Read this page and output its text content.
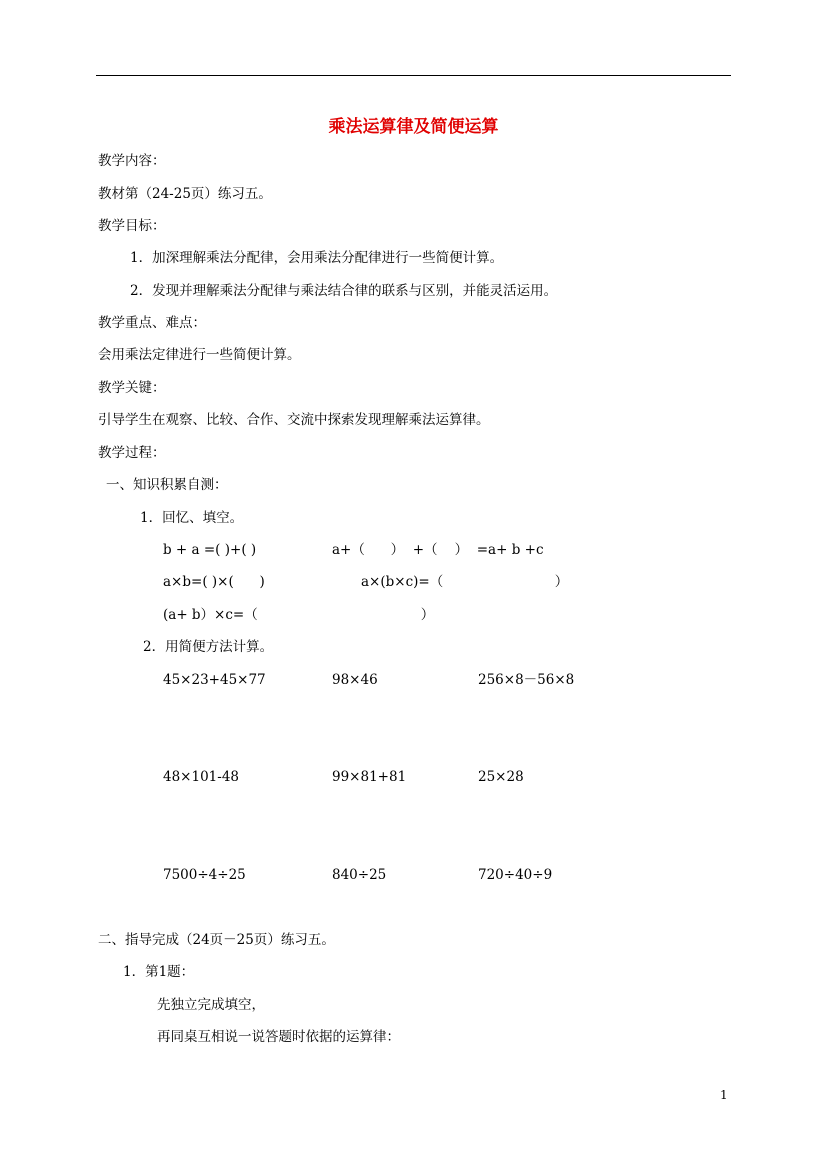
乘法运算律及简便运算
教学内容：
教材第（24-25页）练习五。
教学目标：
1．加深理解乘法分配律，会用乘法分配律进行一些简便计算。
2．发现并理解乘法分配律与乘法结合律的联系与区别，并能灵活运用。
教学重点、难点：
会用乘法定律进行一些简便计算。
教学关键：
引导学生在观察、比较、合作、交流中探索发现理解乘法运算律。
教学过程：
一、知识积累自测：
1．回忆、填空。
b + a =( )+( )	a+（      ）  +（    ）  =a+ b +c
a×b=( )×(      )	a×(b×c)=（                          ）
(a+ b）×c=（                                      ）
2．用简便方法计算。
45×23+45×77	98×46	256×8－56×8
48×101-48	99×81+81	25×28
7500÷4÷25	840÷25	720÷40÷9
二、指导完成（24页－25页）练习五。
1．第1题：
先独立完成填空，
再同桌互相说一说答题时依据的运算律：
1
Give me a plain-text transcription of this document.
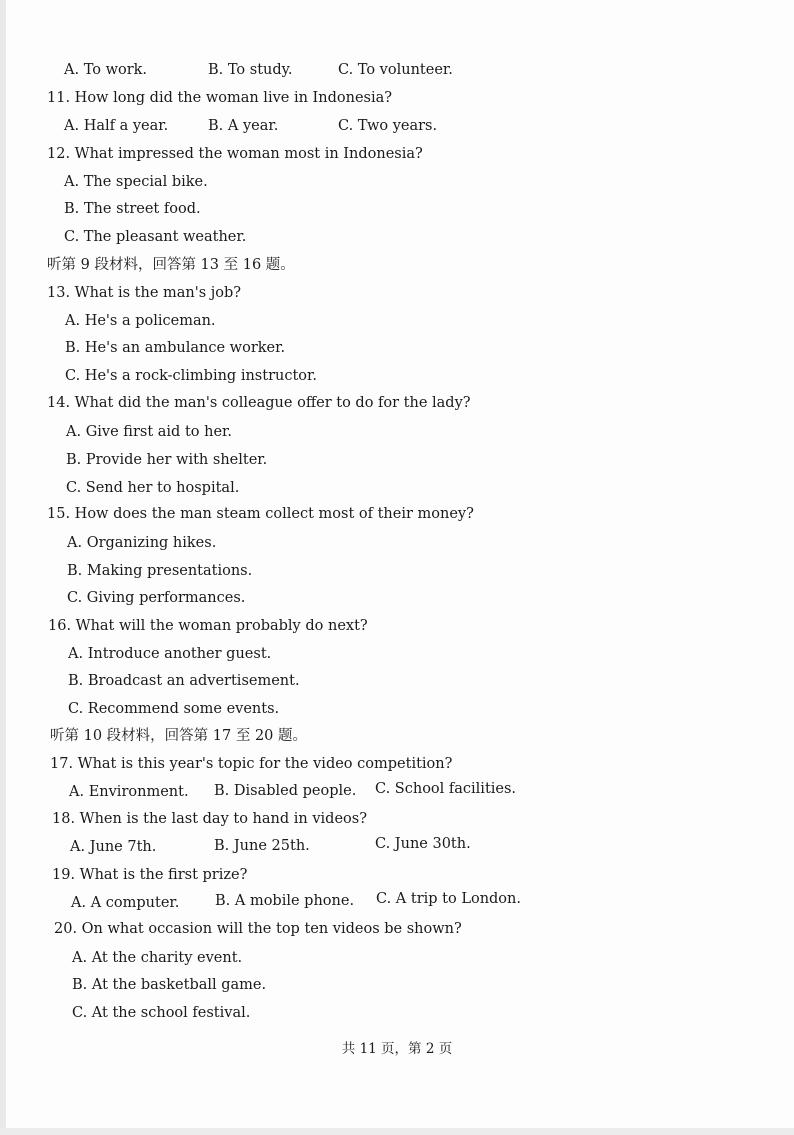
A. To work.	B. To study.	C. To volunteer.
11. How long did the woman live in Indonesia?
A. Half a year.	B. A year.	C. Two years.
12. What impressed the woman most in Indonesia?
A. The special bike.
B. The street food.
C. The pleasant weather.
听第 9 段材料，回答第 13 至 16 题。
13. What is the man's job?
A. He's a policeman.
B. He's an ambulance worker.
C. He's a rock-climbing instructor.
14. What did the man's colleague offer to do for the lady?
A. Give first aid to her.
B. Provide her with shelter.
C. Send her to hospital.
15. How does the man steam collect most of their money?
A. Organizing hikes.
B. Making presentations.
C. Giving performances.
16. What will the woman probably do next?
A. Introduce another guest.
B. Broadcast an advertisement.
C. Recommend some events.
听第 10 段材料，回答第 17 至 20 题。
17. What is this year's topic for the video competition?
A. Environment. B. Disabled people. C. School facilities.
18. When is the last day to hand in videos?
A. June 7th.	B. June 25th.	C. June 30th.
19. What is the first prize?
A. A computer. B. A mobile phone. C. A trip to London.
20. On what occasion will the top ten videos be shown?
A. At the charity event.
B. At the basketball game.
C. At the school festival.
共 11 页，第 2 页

────────────────────

== SHORT EXERCISE ==
Copy the records exactly. Skip the pictures.

== TASK RESPONSE ==
Read this page and output its text content.
乘法运算律及简便运算
教学内容：
教材第（24-25页）练习五。
教学目标：
1．加深理解乘法分配律，会用乘法分配律进行一些简便计算。
2．发现并理解乘法分配律与乘法结合律的联系与区别，并能灵活运用。
教学重点、难点：
会用乘法定律进行一些简便计算。
教学关键：
引导学生在观察、比较、合作、交流中探索发现理解乘法运算律。
教学过程：
一、知识积累自测：
1．回忆、填空。
b + a =( )+( )	a+（      ）  +（    ）  =a+ b +c
a×b=( )×(      )	a×(b×c)=（                          ）
(a+ b）×c=（                                      ）
2．用简便方法计算。
45×23+45×77	98×46	256×8－56×8
48×101-48	99×81+81	25×28
7500÷4÷25	840÷25	720÷40÷9
二、指导完成（24页－25页）练习五。
1．第1题：
先独立完成填空，
再同桌互相说一说答题时依据的运算律：
1
Give me a plain-text transcription of this document.
A. To work.	B. To study.	C. To volunteer.
11. How long did the woman live in Indonesia?
A. Half a year.	B. A year.	C. Two years.
12. What impressed the woman most in Indonesia?
A. The special bike.
B. The street food.
C. The pleasant weather.
听第 9 段材料，回答第 13 至 16 题。
13. What is the man's job?
A. He's a policeman.
B. He's an ambulance worker.
C. He's a rock-climbing instructor.
14. What did the man's colleague offer to do for the lady?
A. Give first aid to her.
B. Provide her with shelter.
C. Send her to hospital.
15. How does the man steam collect most of their money?
A. Organizing hikes.
B. Making presentations.
C. Giving performances.
16. What will the woman probably do next?
A. Introduce another guest.
B. Broadcast an advertisement.
C. Recommend some events.
听第 10 段材料，回答第 17 至 20 题。
17. What is this year's topic for the video competition?
A. Environment. B. Disabled people. C. School facilities.
18. When is the last day to hand in videos?
A. June 7th.	B. June 25th.	C. June 30th.
19. What is the first prize?
A. A computer. B. A mobile phone. C. A trip to London.
20. On what occasion will the top ten videos be shown?
A. At the charity event.
B. At the basketball game.
C. At the school festival.
共 11 页，第 2 页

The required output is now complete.